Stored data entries
-*-

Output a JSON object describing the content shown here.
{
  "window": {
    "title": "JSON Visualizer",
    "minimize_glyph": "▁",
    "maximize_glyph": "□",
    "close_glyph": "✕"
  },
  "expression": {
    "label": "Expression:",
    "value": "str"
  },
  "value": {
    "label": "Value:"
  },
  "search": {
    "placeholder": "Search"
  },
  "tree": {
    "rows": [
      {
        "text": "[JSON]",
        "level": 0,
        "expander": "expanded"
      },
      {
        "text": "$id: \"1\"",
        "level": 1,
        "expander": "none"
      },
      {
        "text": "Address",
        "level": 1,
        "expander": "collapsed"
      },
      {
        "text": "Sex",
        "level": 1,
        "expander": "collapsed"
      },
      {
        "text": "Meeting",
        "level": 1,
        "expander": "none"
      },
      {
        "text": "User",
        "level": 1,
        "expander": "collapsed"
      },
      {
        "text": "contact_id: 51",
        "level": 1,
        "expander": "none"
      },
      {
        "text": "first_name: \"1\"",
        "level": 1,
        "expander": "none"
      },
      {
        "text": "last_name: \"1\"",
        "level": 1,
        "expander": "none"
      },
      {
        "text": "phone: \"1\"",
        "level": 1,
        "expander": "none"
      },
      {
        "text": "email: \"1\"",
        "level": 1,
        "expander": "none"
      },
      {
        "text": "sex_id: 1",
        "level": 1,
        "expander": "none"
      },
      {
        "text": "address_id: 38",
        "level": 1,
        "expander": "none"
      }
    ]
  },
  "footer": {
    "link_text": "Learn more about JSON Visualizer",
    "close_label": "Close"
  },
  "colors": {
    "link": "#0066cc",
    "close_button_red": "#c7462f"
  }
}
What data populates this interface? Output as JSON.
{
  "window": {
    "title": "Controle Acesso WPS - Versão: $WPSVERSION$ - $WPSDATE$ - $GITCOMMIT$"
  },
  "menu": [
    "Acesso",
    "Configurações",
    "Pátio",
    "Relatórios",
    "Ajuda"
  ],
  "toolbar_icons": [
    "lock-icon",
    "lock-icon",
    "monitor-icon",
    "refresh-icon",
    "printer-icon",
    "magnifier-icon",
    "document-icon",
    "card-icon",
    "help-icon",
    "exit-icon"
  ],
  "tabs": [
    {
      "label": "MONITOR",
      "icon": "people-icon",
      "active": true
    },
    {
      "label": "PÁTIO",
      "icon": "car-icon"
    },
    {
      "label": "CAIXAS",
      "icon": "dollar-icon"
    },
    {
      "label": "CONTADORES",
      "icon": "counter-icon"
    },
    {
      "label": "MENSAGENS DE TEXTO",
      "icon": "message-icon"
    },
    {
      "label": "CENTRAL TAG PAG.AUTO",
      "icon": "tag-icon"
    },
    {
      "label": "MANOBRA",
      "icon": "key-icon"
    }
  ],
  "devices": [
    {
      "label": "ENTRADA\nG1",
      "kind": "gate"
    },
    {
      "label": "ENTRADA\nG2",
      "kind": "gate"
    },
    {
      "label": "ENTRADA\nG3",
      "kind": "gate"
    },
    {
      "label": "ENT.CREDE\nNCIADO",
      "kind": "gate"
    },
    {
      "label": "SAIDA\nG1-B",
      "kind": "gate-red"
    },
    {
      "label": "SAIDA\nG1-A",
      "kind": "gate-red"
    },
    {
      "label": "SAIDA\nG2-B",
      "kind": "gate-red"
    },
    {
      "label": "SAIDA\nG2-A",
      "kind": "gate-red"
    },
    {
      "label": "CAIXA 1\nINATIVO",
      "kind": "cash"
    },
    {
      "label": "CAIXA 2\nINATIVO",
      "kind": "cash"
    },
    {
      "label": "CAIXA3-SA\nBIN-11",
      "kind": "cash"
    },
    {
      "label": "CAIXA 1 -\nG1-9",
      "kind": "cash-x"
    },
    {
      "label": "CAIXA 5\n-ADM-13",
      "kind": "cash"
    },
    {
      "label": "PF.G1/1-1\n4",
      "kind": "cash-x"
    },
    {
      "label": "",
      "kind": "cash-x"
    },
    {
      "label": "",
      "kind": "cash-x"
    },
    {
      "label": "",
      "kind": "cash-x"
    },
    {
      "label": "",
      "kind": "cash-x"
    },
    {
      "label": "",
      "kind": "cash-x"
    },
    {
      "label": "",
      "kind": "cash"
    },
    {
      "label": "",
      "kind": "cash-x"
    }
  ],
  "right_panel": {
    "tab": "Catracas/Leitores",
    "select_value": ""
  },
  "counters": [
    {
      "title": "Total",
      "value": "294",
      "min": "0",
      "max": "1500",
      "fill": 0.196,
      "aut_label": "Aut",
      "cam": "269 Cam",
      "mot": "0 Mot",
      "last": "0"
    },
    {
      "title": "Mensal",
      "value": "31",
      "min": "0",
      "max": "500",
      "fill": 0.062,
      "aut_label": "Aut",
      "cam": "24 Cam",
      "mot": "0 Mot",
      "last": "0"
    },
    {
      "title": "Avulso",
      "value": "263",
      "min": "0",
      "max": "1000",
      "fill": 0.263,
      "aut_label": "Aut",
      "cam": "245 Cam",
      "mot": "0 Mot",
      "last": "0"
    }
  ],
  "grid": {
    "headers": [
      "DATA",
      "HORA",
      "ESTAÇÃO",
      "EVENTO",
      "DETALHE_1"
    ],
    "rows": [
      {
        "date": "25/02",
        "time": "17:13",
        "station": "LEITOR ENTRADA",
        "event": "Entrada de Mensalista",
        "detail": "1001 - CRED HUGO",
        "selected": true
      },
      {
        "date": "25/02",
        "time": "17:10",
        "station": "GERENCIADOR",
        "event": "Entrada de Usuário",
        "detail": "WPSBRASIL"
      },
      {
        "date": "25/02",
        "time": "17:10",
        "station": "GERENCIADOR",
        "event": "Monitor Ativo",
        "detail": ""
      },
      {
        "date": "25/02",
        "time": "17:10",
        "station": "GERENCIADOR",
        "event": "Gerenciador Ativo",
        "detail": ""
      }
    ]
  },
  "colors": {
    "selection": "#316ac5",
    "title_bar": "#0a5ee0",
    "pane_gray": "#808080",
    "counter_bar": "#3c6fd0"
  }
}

-*-

**The problem**. The records above should be restated word for word, please.

**The answer**.
Output a JSON object describing the content shown here.
{
  "window": {
    "title": "JSON Visualizer",
    "minimize_glyph": "▁",
    "maximize_glyph": "□",
    "close_glyph": "✕"
  },
  "expression": {
    "label": "Expression:",
    "value": "str"
  },
  "value": {
    "label": "Value:"
  },
  "search": {
    "placeholder": "Search"
  },
  "tree": {
    "rows": [
      {
        "text": "[JSON]",
        "level": 0,
        "expander": "expanded"
      },
      {
        "text": "$id: \"1\"",
        "level": 1,
        "expander": "none"
      },
      {
        "text": "Address",
        "level": 1,
        "expander": "collapsed"
      },
      {
        "text": "Sex",
        "level": 1,
        "expander": "collapsed"
      },
      {
        "text": "Meeting",
        "level": 1,
        "expander": "none"
      },
      {
        "text": "User",
        "level": 1,
        "expander": "collapsed"
      },
      {
        "text": "contact_id: 51",
        "level": 1,
        "expander": "none"
      },
      {
        "text": "first_name: \"1\"",
        "level": 1,
        "expander": "none"
      },
      {
        "text": "last_name: \"1\"",
        "level": 1,
        "expander": "none"
      },
      {
        "text": "phone: \"1\"",
        "level": 1,
        "expander": "none"
      },
      {
        "text": "email: \"1\"",
        "level": 1,
        "expander": "none"
      },
      {
        "text": "sex_id: 1",
        "level": 1,
        "expander": "none"
      },
      {
        "text": "address_id: 38",
        "level": 1,
        "expander": "none"
      }
    ]
  },
  "footer": {
    "link_text": "Learn more about JSON Visualizer",
    "close_label": "Close"
  },
  "colors": {
    "link": "#0066cc",
    "close_button_red": "#c7462f"
  }
}
What data populates this interface? Output as JSON.
{
  "window": {
    "title": "Controle Acesso WPS - Versão: $WPSVERSION$ - $WPSDATE$ - $GITCOMMIT$"
  },
  "menu": [
    "Acesso",
    "Configurações",
    "Pátio",
    "Relatórios",
    "Ajuda"
  ],
  "toolbar_icons": [
    "lock-icon",
    "lock-icon",
    "monitor-icon",
    "refresh-icon",
    "printer-icon",
    "magnifier-icon",
    "document-icon",
    "card-icon",
    "help-icon",
    "exit-icon"
  ],
  "tabs": [
    {
      "label": "MONITOR",
      "icon": "people-icon",
      "active": true
    },
    {
      "label": "PÁTIO",
      "icon": "car-icon"
    },
    {
      "label": "CAIXAS",
      "icon": "dollar-icon"
    },
    {
      "label": "CONTADORES",
      "icon": "counter-icon"
    },
    {
      "label": "MENSAGENS DE TEXTO",
      "icon": "message-icon"
    },
    {
      "label": "CENTRAL TAG PAG.AUTO",
      "icon": "tag-icon"
    },
    {
      "label": "MANOBRA",
      "icon": "key-icon"
    }
  ],
  "devices": [
    {
      "label": "ENTRADA\nG1",
      "kind": "gate"
    },
    {
      "label": "ENTRADA\nG2",
      "kind": "gate"
    },
    {
      "label": "ENTRADA\nG3",
      "kind": "gate"
    },
    {
      "label": "ENT.CREDE\nNCIADO",
      "kind": "gate"
    },
    {
      "label": "SAIDA\nG1-B",
      "kind": "gate-red"
    },
    {
      "label": "SAIDA\nG1-A",
      "kind": "gate-red"
    },
    {
      "label": "SAIDA\nG2-B",
      "kind": "gate-red"
    },
    {
      "label": "SAIDA\nG2-A",
      "kind": "gate-red"
    },
    {
      "label": "CAIXA 1\nINATIVO",
      "kind": "cash"
    },
    {
      "label": "CAIXA 2\nINATIVO",
      "kind": "cash"
    },
    {
      "label": "CAIXA3-SA\nBIN-11",
      "kind": "cash"
    },
    {
      "label": "CAIXA 1 -\nG1-9",
      "kind": "cash-x"
    },
    {
      "label": "CAIXA 5\n-ADM-13",
      "kind": "cash"
    },
    {
      "label": "PF.G1/1-1\n4",
      "kind": "cash-x"
    },
    {
      "label": "",
      "kind": "cash-x"
    },
    {
      "label": "",
      "kind": "cash-x"
    },
    {
      "label": "",
      "kind": "cash-x"
    },
    {
      "label": "",
      "kind": "cash-x"
    },
    {
      "label": "",
      "kind": "cash-x"
    },
    {
      "label": "",
      "kind": "cash"
    },
    {
      "label": "",
      "kind": "cash-x"
    }
  ],
  "right_panel": {
    "tab": "Catracas/Leitores",
    "select_value": ""
  },
  "counters": [
    {
      "title": "Total",
      "value": "294",
      "min": "0",
      "max": "1500",
      "fill": 0.196,
      "aut_label": "Aut",
      "cam": "269 Cam",
      "mot": "0 Mot",
      "last": "0"
    },
    {
      "title": "Mensal",
      "value": "31",
      "min": "0",
      "max": "500",
      "fill": 0.062,
      "aut_label": "Aut",
      "cam": "24 Cam",
      "mot": "0 Mot",
      "last": "0"
    },
    {
      "title": "Avulso",
      "value": "263",
      "min": "0",
      "max": "1000",
      "fill": 0.263,
      "aut_label": "Aut",
      "cam": "245 Cam",
      "mot": "0 Mot",
      "last": "0"
    }
  ],
  "grid": {
    "headers": [
      "DATA",
      "HORA",
      "ESTAÇÃO",
      "EVENTO",
      "DETALHE_1"
    ],
    "rows": [
      {
        "date": "25/02",
        "time": "17:13",
        "station": "LEITOR ENTRADA",
        "event": "Entrada de Mensalista",
        "detail": "1001 - CRED HUGO",
        "selected": true
      },
      {
        "date": "25/02",
        "time": "17:10",
        "station": "GERENCIADOR",
        "event": "Entrada de Usuário",
        "detail": "WPSBRASIL"
      },
      {
        "date": "25/02",
        "time": "17:10",
        "station": "GERENCIADOR",
        "event": "Monitor Ativo",
        "detail": ""
      },
      {
        "date": "25/02",
        "time": "17:10",
        "station": "GERENCIADOR",
        "event": "Gerenciador Ativo",
        "detail": ""
      }
    ]
  },
  "colors": {
    "selection": "#316ac5",
    "title_bar": "#0a5ee0",
    "pane_gray": "#808080",
    "counter_bar": "#3c6fd0"
  }
}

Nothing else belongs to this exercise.